## Problem to work on
Locate the lines that hold the string "name". Copy every such line.

Dataset excerpt:
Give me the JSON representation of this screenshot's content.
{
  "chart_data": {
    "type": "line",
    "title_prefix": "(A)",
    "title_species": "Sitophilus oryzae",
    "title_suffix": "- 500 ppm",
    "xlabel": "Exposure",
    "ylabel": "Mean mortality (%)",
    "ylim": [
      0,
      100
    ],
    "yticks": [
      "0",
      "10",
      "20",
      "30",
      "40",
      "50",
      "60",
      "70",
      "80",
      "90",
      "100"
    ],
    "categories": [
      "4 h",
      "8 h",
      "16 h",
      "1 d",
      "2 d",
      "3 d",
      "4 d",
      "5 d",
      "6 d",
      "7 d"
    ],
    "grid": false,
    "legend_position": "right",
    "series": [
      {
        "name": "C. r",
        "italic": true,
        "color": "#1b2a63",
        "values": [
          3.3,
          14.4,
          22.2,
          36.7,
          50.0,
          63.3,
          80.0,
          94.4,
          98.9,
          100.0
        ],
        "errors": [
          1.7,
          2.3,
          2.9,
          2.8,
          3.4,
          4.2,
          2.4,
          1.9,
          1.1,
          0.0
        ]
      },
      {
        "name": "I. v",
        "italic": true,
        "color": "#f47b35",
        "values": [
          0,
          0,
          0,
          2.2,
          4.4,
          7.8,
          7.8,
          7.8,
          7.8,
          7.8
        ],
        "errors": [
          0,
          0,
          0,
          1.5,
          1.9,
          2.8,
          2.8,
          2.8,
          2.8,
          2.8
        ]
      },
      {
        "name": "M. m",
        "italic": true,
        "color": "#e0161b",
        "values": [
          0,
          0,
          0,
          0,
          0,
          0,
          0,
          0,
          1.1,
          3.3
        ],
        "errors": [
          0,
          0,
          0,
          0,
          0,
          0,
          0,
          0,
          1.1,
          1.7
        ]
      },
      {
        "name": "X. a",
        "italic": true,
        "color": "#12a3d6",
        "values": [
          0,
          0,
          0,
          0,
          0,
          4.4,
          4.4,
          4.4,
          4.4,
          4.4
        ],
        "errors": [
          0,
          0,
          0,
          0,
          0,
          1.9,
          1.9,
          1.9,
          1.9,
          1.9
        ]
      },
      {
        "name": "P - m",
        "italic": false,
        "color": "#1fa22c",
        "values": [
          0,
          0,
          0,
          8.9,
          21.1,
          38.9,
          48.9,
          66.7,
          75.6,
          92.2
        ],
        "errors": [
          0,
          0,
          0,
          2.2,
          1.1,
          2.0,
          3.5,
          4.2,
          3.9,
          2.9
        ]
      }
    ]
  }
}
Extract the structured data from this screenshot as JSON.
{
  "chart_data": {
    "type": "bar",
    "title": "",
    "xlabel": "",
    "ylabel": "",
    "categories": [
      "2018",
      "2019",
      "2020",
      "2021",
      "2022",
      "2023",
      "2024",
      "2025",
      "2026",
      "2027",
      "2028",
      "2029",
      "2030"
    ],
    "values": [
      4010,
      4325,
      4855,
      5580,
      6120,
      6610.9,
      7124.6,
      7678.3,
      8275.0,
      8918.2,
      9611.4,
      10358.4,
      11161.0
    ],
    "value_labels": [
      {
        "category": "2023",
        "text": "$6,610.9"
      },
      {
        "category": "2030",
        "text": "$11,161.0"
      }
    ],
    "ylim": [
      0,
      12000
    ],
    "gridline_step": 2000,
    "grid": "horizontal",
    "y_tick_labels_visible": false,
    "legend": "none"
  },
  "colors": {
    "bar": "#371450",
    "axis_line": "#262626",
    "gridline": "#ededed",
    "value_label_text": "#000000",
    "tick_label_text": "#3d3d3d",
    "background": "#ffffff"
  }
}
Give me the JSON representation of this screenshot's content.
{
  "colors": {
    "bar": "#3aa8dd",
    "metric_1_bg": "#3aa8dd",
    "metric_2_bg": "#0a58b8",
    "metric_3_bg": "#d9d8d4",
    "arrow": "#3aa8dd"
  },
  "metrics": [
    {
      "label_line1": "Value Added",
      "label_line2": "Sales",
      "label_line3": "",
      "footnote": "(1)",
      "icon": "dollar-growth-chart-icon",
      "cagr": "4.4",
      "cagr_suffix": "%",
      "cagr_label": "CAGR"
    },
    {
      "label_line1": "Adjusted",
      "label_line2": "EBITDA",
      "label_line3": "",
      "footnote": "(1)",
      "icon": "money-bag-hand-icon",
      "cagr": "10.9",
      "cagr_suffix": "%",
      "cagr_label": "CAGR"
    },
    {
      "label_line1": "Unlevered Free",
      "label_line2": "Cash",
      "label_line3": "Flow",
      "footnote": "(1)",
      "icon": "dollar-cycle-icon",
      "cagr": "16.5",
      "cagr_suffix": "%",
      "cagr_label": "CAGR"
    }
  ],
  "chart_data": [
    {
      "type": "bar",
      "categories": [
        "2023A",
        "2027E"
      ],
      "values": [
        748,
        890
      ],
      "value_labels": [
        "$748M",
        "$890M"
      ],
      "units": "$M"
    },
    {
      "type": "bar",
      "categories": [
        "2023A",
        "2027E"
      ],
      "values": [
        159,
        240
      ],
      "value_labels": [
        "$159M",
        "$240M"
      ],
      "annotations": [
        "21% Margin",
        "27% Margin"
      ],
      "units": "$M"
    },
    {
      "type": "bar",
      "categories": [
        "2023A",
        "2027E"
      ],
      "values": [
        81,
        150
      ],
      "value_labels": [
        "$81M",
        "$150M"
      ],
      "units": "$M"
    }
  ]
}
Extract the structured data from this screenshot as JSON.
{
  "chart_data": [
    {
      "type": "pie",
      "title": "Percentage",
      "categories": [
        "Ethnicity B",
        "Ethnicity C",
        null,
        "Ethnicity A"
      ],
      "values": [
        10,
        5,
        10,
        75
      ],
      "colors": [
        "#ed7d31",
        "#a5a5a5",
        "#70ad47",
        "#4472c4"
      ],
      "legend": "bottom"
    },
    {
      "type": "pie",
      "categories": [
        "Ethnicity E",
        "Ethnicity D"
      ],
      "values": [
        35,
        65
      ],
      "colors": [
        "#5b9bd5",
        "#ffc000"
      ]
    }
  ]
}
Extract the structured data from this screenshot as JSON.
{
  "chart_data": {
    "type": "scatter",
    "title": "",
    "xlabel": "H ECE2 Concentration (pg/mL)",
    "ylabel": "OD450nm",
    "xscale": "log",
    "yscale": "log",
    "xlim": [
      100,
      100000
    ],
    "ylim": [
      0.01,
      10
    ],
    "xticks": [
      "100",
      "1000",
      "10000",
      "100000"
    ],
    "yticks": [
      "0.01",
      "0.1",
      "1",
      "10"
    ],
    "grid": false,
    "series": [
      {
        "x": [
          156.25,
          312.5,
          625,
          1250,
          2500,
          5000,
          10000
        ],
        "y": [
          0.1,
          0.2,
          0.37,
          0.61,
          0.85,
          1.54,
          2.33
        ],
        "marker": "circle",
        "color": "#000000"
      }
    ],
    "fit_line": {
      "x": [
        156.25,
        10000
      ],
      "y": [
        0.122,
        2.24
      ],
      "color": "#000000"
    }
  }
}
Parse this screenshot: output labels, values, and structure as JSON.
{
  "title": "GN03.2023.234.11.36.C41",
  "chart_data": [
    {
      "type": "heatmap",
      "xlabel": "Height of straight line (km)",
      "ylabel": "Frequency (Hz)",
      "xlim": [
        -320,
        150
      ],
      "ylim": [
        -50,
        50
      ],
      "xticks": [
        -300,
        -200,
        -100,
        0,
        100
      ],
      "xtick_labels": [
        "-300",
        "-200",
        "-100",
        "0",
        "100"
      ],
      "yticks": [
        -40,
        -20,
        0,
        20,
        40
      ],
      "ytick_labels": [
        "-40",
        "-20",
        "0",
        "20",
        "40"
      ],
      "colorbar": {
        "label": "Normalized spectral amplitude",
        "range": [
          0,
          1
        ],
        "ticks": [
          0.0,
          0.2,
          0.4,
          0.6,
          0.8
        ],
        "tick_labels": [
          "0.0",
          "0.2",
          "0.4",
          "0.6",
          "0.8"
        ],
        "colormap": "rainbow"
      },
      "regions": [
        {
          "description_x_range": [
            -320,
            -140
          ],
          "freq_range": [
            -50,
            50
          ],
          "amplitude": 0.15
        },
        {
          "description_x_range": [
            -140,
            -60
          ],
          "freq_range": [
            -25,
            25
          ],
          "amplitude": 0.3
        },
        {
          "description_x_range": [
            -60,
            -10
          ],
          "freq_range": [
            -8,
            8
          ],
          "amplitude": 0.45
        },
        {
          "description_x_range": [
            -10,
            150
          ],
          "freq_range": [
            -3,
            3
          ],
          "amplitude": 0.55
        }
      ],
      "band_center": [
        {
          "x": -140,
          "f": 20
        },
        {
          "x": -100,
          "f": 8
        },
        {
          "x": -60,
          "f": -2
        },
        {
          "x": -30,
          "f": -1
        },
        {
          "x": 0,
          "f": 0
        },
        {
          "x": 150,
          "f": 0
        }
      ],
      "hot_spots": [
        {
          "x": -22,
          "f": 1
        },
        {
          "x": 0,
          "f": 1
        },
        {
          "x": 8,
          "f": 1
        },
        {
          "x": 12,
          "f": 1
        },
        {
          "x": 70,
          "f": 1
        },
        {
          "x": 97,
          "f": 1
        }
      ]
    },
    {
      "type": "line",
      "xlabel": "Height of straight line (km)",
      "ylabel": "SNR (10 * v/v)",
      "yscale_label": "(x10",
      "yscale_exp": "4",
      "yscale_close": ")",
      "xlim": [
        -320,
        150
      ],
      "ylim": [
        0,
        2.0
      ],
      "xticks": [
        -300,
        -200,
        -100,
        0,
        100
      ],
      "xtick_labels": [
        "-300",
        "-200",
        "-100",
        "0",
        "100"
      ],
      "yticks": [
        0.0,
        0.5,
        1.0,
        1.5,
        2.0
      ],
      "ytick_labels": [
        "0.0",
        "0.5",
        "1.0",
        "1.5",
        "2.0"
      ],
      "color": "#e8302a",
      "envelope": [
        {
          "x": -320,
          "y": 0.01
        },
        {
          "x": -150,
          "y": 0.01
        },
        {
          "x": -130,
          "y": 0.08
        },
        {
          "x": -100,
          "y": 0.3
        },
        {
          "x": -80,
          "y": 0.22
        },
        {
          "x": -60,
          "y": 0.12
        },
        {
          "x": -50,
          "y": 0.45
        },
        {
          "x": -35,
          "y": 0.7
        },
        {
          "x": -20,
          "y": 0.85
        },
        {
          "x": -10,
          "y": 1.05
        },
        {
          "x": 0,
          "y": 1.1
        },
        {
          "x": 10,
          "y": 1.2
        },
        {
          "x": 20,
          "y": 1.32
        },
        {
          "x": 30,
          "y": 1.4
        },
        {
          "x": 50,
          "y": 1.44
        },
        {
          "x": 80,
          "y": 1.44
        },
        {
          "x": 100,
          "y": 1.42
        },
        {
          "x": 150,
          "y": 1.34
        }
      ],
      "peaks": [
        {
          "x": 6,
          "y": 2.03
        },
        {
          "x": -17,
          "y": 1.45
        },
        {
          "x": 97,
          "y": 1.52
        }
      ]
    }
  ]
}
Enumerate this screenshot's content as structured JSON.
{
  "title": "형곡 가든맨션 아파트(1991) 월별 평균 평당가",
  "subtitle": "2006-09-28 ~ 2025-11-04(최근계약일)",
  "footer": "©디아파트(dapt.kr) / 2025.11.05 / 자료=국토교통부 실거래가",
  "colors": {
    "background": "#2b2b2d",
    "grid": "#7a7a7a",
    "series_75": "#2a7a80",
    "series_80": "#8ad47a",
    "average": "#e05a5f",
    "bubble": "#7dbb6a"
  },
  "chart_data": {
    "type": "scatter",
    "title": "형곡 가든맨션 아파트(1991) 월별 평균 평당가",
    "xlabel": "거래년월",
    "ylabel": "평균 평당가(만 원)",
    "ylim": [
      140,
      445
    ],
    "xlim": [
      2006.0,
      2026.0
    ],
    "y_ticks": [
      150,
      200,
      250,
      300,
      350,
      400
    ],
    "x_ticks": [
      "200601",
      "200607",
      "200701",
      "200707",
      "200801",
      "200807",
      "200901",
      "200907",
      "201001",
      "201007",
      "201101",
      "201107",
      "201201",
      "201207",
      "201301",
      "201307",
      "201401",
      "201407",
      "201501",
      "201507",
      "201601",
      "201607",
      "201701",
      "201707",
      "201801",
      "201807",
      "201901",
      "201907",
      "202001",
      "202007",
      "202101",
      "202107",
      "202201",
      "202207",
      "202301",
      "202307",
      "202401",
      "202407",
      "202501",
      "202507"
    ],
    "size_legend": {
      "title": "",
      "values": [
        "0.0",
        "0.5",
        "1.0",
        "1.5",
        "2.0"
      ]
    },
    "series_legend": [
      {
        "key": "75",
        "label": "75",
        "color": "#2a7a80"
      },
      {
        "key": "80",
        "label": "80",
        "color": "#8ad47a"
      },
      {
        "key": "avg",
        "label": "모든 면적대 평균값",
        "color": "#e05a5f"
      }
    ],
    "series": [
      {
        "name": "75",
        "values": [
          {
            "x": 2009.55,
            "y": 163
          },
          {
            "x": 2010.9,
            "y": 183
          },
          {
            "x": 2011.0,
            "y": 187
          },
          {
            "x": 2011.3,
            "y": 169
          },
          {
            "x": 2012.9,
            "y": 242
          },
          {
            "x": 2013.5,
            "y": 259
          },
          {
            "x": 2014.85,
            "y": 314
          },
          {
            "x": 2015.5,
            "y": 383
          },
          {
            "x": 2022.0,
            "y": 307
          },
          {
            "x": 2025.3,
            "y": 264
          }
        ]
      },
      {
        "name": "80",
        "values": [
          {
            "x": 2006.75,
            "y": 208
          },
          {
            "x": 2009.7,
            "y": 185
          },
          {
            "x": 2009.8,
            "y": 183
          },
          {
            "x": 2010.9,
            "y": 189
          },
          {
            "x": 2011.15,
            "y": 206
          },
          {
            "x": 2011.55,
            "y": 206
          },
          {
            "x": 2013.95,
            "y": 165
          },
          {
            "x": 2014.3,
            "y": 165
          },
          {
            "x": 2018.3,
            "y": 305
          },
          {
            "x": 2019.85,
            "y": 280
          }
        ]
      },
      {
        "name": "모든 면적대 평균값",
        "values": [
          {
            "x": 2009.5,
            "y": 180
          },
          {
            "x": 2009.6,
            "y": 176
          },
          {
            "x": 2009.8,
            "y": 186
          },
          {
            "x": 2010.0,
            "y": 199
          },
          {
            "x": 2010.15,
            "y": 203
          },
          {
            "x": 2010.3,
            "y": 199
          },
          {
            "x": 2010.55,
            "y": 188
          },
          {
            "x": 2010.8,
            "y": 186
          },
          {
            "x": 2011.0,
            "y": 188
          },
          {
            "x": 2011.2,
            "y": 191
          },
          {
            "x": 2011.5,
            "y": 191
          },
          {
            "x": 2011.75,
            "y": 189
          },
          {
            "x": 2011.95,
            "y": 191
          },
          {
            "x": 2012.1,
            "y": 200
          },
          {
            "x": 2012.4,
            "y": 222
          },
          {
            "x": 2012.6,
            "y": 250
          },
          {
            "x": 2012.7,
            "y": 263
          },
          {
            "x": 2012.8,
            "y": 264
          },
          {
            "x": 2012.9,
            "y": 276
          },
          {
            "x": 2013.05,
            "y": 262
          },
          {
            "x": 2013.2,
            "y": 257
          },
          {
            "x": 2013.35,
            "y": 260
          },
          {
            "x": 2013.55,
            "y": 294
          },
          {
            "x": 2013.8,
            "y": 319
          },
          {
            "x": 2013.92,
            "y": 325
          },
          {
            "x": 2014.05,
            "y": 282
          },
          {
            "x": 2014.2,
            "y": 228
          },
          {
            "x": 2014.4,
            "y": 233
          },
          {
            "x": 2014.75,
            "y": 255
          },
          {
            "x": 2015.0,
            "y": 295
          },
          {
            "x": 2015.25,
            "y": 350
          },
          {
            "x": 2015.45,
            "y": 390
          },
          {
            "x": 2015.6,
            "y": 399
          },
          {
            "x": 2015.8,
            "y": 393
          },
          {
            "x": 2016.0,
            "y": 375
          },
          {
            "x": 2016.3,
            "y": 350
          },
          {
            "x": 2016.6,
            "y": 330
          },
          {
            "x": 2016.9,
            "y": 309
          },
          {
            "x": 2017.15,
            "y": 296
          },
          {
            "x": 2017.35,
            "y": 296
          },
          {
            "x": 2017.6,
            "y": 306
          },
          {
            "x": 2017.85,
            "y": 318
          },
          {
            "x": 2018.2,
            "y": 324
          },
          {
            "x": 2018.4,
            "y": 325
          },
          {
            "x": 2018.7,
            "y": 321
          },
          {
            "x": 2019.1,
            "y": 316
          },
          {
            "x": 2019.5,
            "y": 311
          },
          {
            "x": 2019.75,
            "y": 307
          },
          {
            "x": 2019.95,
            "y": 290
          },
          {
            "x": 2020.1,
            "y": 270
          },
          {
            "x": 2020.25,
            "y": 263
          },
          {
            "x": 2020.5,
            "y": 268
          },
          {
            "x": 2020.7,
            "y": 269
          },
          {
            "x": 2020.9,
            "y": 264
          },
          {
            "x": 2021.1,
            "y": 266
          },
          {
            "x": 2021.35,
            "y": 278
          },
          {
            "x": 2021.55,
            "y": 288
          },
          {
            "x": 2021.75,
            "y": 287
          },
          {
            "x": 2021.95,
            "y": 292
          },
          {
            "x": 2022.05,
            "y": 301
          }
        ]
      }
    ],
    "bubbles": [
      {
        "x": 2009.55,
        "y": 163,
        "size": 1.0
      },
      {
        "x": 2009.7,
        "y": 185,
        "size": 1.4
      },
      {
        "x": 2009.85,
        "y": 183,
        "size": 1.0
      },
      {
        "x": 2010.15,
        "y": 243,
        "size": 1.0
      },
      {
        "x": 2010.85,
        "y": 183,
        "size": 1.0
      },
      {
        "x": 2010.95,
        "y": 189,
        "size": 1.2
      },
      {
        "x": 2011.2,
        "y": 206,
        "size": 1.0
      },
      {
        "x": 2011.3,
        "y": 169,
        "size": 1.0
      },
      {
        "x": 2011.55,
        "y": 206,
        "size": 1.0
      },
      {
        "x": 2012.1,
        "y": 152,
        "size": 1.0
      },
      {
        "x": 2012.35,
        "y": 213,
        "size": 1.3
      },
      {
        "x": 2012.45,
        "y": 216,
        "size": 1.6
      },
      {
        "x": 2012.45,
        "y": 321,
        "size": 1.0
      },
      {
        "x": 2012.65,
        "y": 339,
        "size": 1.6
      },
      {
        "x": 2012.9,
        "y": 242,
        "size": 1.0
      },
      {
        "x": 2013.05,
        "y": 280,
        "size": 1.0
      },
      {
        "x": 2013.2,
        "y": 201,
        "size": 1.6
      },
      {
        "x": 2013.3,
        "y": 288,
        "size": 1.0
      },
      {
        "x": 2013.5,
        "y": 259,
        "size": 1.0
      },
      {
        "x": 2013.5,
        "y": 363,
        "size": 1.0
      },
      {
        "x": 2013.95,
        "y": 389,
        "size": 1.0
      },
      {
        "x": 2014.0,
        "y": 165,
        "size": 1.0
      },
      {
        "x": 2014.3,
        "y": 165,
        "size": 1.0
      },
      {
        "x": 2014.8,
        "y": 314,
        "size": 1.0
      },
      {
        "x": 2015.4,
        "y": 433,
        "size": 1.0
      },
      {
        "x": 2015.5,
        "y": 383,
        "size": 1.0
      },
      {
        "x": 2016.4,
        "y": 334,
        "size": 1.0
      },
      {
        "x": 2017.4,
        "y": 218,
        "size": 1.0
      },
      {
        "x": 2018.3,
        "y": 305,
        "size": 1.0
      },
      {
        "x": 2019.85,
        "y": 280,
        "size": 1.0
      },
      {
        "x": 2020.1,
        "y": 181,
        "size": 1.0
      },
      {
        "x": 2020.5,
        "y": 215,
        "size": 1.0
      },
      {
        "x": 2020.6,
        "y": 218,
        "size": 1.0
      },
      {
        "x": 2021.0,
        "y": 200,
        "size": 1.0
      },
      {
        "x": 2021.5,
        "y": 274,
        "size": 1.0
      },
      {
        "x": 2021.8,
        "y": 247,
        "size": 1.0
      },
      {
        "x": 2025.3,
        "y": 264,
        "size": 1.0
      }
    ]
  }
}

## Reply to the exercise
        "name": "C. r",
        "name": "I. v",
        "name": "M. m",
        "name": "X. a",
        "name": "P - m",
        "name": "75",
        "name": "80",
        "name": "모든 면적대 평균값",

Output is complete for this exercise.